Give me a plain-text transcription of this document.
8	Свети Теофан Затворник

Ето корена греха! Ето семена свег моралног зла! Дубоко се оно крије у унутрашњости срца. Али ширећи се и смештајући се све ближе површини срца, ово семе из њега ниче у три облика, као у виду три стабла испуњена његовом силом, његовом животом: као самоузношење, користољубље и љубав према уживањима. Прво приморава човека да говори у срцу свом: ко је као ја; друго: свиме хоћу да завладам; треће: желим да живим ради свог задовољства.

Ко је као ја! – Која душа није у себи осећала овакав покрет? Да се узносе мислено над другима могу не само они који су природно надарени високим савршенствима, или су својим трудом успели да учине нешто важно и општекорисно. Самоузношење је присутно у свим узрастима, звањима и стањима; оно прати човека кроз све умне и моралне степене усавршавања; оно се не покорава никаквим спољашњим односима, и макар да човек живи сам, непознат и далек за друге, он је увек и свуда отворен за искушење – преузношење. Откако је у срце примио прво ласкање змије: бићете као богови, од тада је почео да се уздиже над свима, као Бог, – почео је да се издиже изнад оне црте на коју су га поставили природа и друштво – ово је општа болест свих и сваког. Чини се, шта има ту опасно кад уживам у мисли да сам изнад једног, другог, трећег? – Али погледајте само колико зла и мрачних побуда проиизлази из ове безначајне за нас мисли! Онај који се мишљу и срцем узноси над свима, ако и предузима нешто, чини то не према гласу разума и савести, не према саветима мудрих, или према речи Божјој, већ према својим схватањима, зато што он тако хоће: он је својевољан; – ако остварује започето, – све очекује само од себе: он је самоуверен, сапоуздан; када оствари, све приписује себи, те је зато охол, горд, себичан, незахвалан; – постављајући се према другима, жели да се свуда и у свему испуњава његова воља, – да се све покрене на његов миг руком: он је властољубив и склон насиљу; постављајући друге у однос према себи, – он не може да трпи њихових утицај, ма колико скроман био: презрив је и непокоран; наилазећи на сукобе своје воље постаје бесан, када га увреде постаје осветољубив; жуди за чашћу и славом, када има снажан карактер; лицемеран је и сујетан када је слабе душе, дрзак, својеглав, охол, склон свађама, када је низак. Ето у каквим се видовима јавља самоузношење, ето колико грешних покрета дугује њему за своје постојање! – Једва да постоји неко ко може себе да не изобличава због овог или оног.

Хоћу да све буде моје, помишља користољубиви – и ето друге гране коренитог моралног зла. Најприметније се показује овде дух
· · · · ·
▶ [What to do]:
From the listing above, extract every line exactly as it stands.

▶ [Finished task]:
Give me a plain-text transcription of this document.
8	Свети Теофан Затворник

Ето корена греха! Ето семена свег моралног зла! Дубоко се оно крије у унутрашњости срца. Али ширећи се и смештајући се све ближе површини срца, ово семе из њега ниче у три облика, као у виду три стабла испуњена његовом силом, његовом животом: као самоузношење, користољубље и љубав према уживањима. Прво приморава човека да говори у срцу свом: ко је као ја; друго: свиме хоћу да завладам; треће: желим да живим ради свог задовољства.

Ко је као ја! – Која душа није у себи осећала овакав покрет? Да се узносе мислено над другима могу не само они који су природно надарени високим савршенствима, или су својим трудом успели да учине нешто важно и општекорисно. Самоузношење је присутно у свим узрастима, звањима и стањима; оно прати човека кроз све умне и моралне степене усавршавања; оно се не покорава никаквим спољашњим односима, и макар да човек живи сам, непознат и далек за друге, он је увек и свуда отворен за искушење – преузношење. Откако је у срце примио прво ласкање змије: бићете као богови, од тада је почео да се уздиже над свима, као Бог, – почео је да се издиже изнад оне црте на коју су га поставили природа и друштво – ово је општа болест свих и сваког. Чини се, шта има ту опасно кад уживам у мисли да сам изнад једног, другог, трећег? – Али погледајте само колико зла и мрачних побуда проиизлази из ове безначајне за нас мисли! Онај који се мишљу и срцем узноси над свима, ако и предузима нешто, чини то не према гласу разума и савести, не према саветима мудрих, или према речи Божјој, већ према својим схватањима, зато што он тако хоће: он је својевољан; – ако остварује започето, – све очекује само од себе: он је самоуверен, сапоуздан; када оствари, све приписује себи, те је зато охол, горд, себичан, незахвалан; – постављајући се према другима, жели да се свуда и у свему испуњава његова воља, – да се све покрене на његов миг руком: он је властољубив и склон насиљу; постављајући друге у однос према себи, – он не може да трпи њихових утицај, ма колико скроман био: презрив је и непокоран; наилазећи на сукобе своје воље постаје бесан, када га увреде постаје осветољубив; жуди за чашћу и славом, када има снажан карактер; лицемеран је и сујетан када је слабе душе, дрзак, својеглав, охол, склон свађама, када је низак. Ето у каквим се видовима јавља самоузношење, ето колико грешних покрета дугује њему за своје постојање! – Једва да постоји неко ко може себе да не изобличава због овог или оног.

Хоћу да све буде моје, помишља користољубиви – и ето друге гране коренитог моралног зла. Најприметније се показује овде дух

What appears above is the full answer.